[Collected data entries]
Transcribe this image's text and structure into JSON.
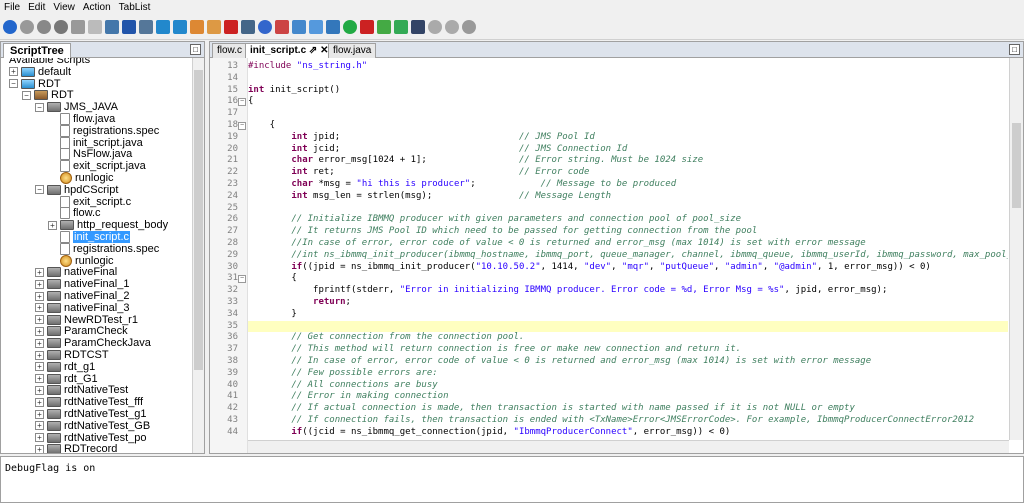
{
  "menu": [
    "File",
    "Edit",
    "View",
    "Action",
    "TabList"
  ],
  "toolbar_icons": [
    {
      "name": "run-icon",
      "color": "#2266cc",
      "round": true
    },
    {
      "name": "stop-icon",
      "color": "#999999",
      "round": true
    },
    {
      "name": "record-icon",
      "color": "#888888",
      "round": true
    },
    {
      "name": "pause-icon",
      "color": "#777777",
      "round": true
    },
    {
      "name": "step-icon",
      "color": "#999999",
      "round": false
    },
    {
      "name": "comment-icon",
      "color": "#bbbbbb",
      "round": false
    },
    {
      "name": "window-icon",
      "color": "#4477aa",
      "round": false
    },
    {
      "name": "save-icon",
      "color": "#2255aa",
      "round": false
    },
    {
      "name": "copy-icon",
      "color": "#557799",
      "round": false
    },
    {
      "name": "download-icon",
      "color": "#2288cc",
      "round": false
    },
    {
      "name": "upload-icon",
      "color": "#2288cc",
      "round": false
    },
    {
      "name": "palette-icon",
      "color": "#dd8833",
      "round": false
    },
    {
      "name": "tag-icon",
      "color": "#dd9944",
      "round": false
    },
    {
      "name": "delete-icon",
      "color": "#cc2222",
      "round": false
    },
    {
      "name": "search-icon",
      "color": "#446688",
      "round": false
    },
    {
      "name": "settings-icon",
      "color": "#3366cc",
      "round": true
    },
    {
      "name": "edit-icon",
      "color": "#cc4444",
      "round": false
    },
    {
      "name": "disk-icon",
      "color": "#4488cc",
      "round": false
    },
    {
      "name": "network-icon",
      "color": "#5599dd",
      "round": false
    },
    {
      "name": "list-icon",
      "color": "#3377bb",
      "round": false
    },
    {
      "name": "refresh-icon",
      "color": "#22aa44",
      "round": true
    },
    {
      "name": "flag-icon",
      "color": "#cc2222",
      "round": false
    },
    {
      "name": "chart-icon",
      "color": "#44aa44",
      "round": false
    },
    {
      "name": "export-icon",
      "color": "#33aa55",
      "round": false
    },
    {
      "name": "floppy-icon",
      "color": "#334466",
      "round": false
    },
    {
      "name": "undo-icon",
      "color": "#aaaaaa",
      "round": true
    },
    {
      "name": "forward-icon",
      "color": "#aaaaaa",
      "round": true
    },
    {
      "name": "record-stop-icon",
      "color": "#999999",
      "round": true
    }
  ],
  "left_panel": {
    "tab_label": "ScriptTree",
    "tree": [
      {
        "label": "Available Scripts",
        "depth": 0,
        "exp": "",
        "icon": "",
        "partial": true
      },
      {
        "label": "default",
        "depth": 0,
        "exp": "+",
        "icon": "db"
      },
      {
        "label": "RDT",
        "depth": 0,
        "exp": "−",
        "icon": "db"
      },
      {
        "label": "RDT",
        "depth": 1,
        "exp": "−",
        "icon": "box"
      },
      {
        "label": "JMS_JAVA",
        "depth": 2,
        "exp": "−",
        "icon": "folder"
      },
      {
        "label": "flow.java",
        "depth": 3,
        "exp": "",
        "icon": "file"
      },
      {
        "label": "registrations.spec",
        "depth": 3,
        "exp": "",
        "icon": "file"
      },
      {
        "label": "init_script.java",
        "depth": 3,
        "exp": "",
        "icon": "file"
      },
      {
        "label": "NsFlow.java",
        "depth": 3,
        "exp": "",
        "icon": "file"
      },
      {
        "label": "exit_script.java",
        "depth": 3,
        "exp": "",
        "icon": "file"
      },
      {
        "label": "runlogic",
        "depth": 3,
        "exp": "",
        "icon": "logic"
      },
      {
        "label": "hpdCScript",
        "depth": 2,
        "exp": "−",
        "icon": "folder"
      },
      {
        "label": "exit_script.c",
        "depth": 3,
        "exp": "",
        "icon": "file"
      },
      {
        "label": "flow.c",
        "depth": 3,
        "exp": "",
        "icon": "file"
      },
      {
        "label": "http_request_body",
        "depth": 3,
        "exp": "+",
        "icon": "folder"
      },
      {
        "label": "init_script.c",
        "depth": 3,
        "exp": "",
        "icon": "file",
        "selected": true
      },
      {
        "label": "registrations.spec",
        "depth": 3,
        "exp": "",
        "icon": "file"
      },
      {
        "label": "runlogic",
        "depth": 3,
        "exp": "",
        "icon": "logic"
      },
      {
        "label": "nativeFinal",
        "depth": 2,
        "exp": "+",
        "icon": "folder"
      },
      {
        "label": "nativeFinal_1",
        "depth": 2,
        "exp": "+",
        "icon": "folder"
      },
      {
        "label": "nativeFinal_2",
        "depth": 2,
        "exp": "+",
        "icon": "folder"
      },
      {
        "label": "nativeFinal_3",
        "depth": 2,
        "exp": "+",
        "icon": "folder"
      },
      {
        "label": "NewRDTest_r1",
        "depth": 2,
        "exp": "+",
        "icon": "folder"
      },
      {
        "label": "ParamCheck",
        "depth": 2,
        "exp": "+",
        "icon": "folder"
      },
      {
        "label": "ParamCheckJava",
        "depth": 2,
        "exp": "+",
        "icon": "folder"
      },
      {
        "label": "RDTCST",
        "depth": 2,
        "exp": "+",
        "icon": "folder"
      },
      {
        "label": "rdt_g1",
        "depth": 2,
        "exp": "+",
        "icon": "folder"
      },
      {
        "label": "rdt_G1",
        "depth": 2,
        "exp": "+",
        "icon": "folder"
      },
      {
        "label": "rdtNativeTest",
        "depth": 2,
        "exp": "+",
        "icon": "folder"
      },
      {
        "label": "rdtNativeTest_fff",
        "depth": 2,
        "exp": "+",
        "icon": "folder"
      },
      {
        "label": "rdtNativeTest_g1",
        "depth": 2,
        "exp": "+",
        "icon": "folder"
      },
      {
        "label": "rdtNativeTest_GB",
        "depth": 2,
        "exp": "+",
        "icon": "folder"
      },
      {
        "label": "rdtNativeTest_po",
        "depth": 2,
        "exp": "+",
        "icon": "folder"
      },
      {
        "label": "RDTrecord",
        "depth": 2,
        "exp": "+",
        "icon": "folder"
      }
    ]
  },
  "editor": {
    "tabs": [
      {
        "label": "flow.c",
        "active": false
      },
      {
        "label": "init_script.c",
        "active": true,
        "pin": "⇗",
        "close": "✕"
      },
      {
        "label": "flow.java",
        "active": false
      }
    ],
    "highlight_line": 35,
    "lines": [
      {
        "n": 13,
        "fold": "",
        "t": [
          [
            "pp",
            "#include "
          ],
          [
            "str",
            "\"ns_string.h\""
          ]
        ]
      },
      {
        "n": 14,
        "fold": "",
        "t": []
      },
      {
        "n": 15,
        "fold": "",
        "t": [
          [
            "kw",
            "int"
          ],
          [
            "pl",
            " init_script()"
          ]
        ]
      },
      {
        "n": 16,
        "fold": "−",
        "t": [
          [
            "pl",
            "{"
          ]
        ]
      },
      {
        "n": 17,
        "fold": "",
        "t": []
      },
      {
        "n": 18,
        "fold": "−",
        "t": [
          [
            "pl",
            "    {"
          ]
        ]
      },
      {
        "n": 19,
        "fold": "",
        "t": [
          [
            "pl",
            "        "
          ],
          [
            "kw",
            "int"
          ],
          [
            "pl",
            " jpid;                                 "
          ],
          [
            "cm",
            "// JMS Pool Id"
          ]
        ]
      },
      {
        "n": 20,
        "fold": "",
        "t": [
          [
            "pl",
            "        "
          ],
          [
            "kw",
            "int"
          ],
          [
            "pl",
            " jcid;                                 "
          ],
          [
            "cm",
            "// JMS Connection Id"
          ]
        ]
      },
      {
        "n": 21,
        "fold": "",
        "t": [
          [
            "pl",
            "        "
          ],
          [
            "kw",
            "char"
          ],
          [
            "pl",
            " error_msg[1024 + 1];                 "
          ],
          [
            "cm",
            "// Error string. Must be 1024 size"
          ]
        ]
      },
      {
        "n": 22,
        "fold": "",
        "t": [
          [
            "pl",
            "        "
          ],
          [
            "kw",
            "int"
          ],
          [
            "pl",
            " ret;                                  "
          ],
          [
            "cm",
            "// Error code"
          ]
        ]
      },
      {
        "n": 23,
        "fold": "",
        "t": [
          [
            "pl",
            "        "
          ],
          [
            "kw",
            "char"
          ],
          [
            "pl",
            " *msg = "
          ],
          [
            "str",
            "\"hi this is producer\""
          ],
          [
            "pl",
            ";            "
          ],
          [
            "cm",
            "// Message to be produced"
          ]
        ]
      },
      {
        "n": 24,
        "fold": "",
        "t": [
          [
            "pl",
            "        "
          ],
          [
            "kw",
            "int"
          ],
          [
            "pl",
            " msg_len = strlen(msg);                "
          ],
          [
            "cm",
            "// Message Length"
          ]
        ]
      },
      {
        "n": 25,
        "fold": "",
        "t": []
      },
      {
        "n": 26,
        "fold": "",
        "t": [
          [
            "pl",
            "        "
          ],
          [
            "cm",
            "// Initialize IBMMQ producer with given parameters and connection pool of pool_size"
          ]
        ]
      },
      {
        "n": 27,
        "fold": "",
        "t": [
          [
            "pl",
            "        "
          ],
          [
            "cm",
            "// It returns JMS Pool ID which need to be passed for getting connection from the pool"
          ]
        ]
      },
      {
        "n": 28,
        "fold": "",
        "t": [
          [
            "pl",
            "        "
          ],
          [
            "cm",
            "//In case of error, error code of value < 0 is returned and error_msg (max 1014) is set with error message"
          ]
        ]
      },
      {
        "n": 29,
        "fold": "",
        "t": [
          [
            "pl",
            "        "
          ],
          [
            "cm",
            "//int ns_ibmmq_init_producer(ibmmq_hostname, ibmmq_port, queue_manager, channel, ibmmq_queue, ibmmq_userId, ibmmq_password, max_pool_size"
          ]
        ]
      },
      {
        "n": 30,
        "fold": "",
        "t": [
          [
            "pl",
            "        "
          ],
          [
            "kw",
            "if"
          ],
          [
            "pl",
            "((jpid = ns_ibmmq_init_producer("
          ],
          [
            "str",
            "\"10.10.50.2\""
          ],
          [
            "pl",
            ", 1414, "
          ],
          [
            "str",
            "\"dev\""
          ],
          [
            "pl",
            ", "
          ],
          [
            "str",
            "\"mqr\""
          ],
          [
            "pl",
            ", "
          ],
          [
            "str",
            "\"putQueue\""
          ],
          [
            "pl",
            ", "
          ],
          [
            "str",
            "\"admin\""
          ],
          [
            "pl",
            ", "
          ],
          [
            "str",
            "\"@admin\""
          ],
          [
            "pl",
            ", 1, error_msg)) < 0)"
          ]
        ]
      },
      {
        "n": 31,
        "fold": "−",
        "t": [
          [
            "pl",
            "        {"
          ]
        ]
      },
      {
        "n": 32,
        "fold": "",
        "t": [
          [
            "pl",
            "            fprintf(stderr, "
          ],
          [
            "str",
            "\"Error in initializing IBMMQ producer. Error code = %d, Error Msg = %s\""
          ],
          [
            "pl",
            ", jpid, error_msg);"
          ]
        ]
      },
      {
        "n": 33,
        "fold": "",
        "t": [
          [
            "pl",
            "            "
          ],
          [
            "kw",
            "return"
          ],
          [
            "pl",
            ";"
          ]
        ]
      },
      {
        "n": 34,
        "fold": "",
        "t": [
          [
            "pl",
            "        }"
          ]
        ]
      },
      {
        "n": 35,
        "fold": "",
        "t": []
      },
      {
        "n": 36,
        "fold": "",
        "t": [
          [
            "pl",
            "        "
          ],
          [
            "cm",
            "// Get connection from the connection pool."
          ]
        ]
      },
      {
        "n": 37,
        "fold": "",
        "t": [
          [
            "pl",
            "        "
          ],
          [
            "cm",
            "// This method will return connection is free or make new connection and return it."
          ]
        ]
      },
      {
        "n": 38,
        "fold": "",
        "t": [
          [
            "pl",
            "        "
          ],
          [
            "cm",
            "// In case of error, error code of value < 0 is returned and error_msg (max 1014) is set with error message"
          ]
        ]
      },
      {
        "n": 39,
        "fold": "",
        "t": [
          [
            "pl",
            "        "
          ],
          [
            "cm",
            "// Few possible errors are:"
          ]
        ]
      },
      {
        "n": 40,
        "fold": "",
        "t": [
          [
            "pl",
            "        "
          ],
          [
            "cm",
            "// All connections are busy"
          ]
        ]
      },
      {
        "n": 41,
        "fold": "",
        "t": [
          [
            "pl",
            "        "
          ],
          [
            "cm",
            "// Error in making connection"
          ]
        ]
      },
      {
        "n": 42,
        "fold": "",
        "t": [
          [
            "pl",
            "        "
          ],
          [
            "cm",
            "// If actual connection is made, then transaction is started with name passed if it is not NULL or empty"
          ]
        ]
      },
      {
        "n": 43,
        "fold": "",
        "t": [
          [
            "pl",
            "        "
          ],
          [
            "cm",
            "// If connection fails, then transaction is ended with <TxName>Error<JMSErrorCode>. For example, IbmmqProducerConnectError2012"
          ]
        ]
      },
      {
        "n": 44,
        "fold": "",
        "t": [
          [
            "pl",
            "        "
          ],
          [
            "kw",
            "if"
          ],
          [
            "pl",
            "((jcid = ns_ibmmq_get_connection(jpid, "
          ],
          [
            "str",
            "\"IbmmqProducerConnect\""
          ],
          [
            "pl",
            ", error_msg)) < 0)"
          ]
        ]
      }
    ]
  },
  "console": {
    "text": "DebugFlag is on"
  }
}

> **What the exercise asks**
From the entries above, return each line with the word "text" in it.

> **Output for this task**
Transcribe this image's text and structure into JSON.
    "text": "DebugFlag is on"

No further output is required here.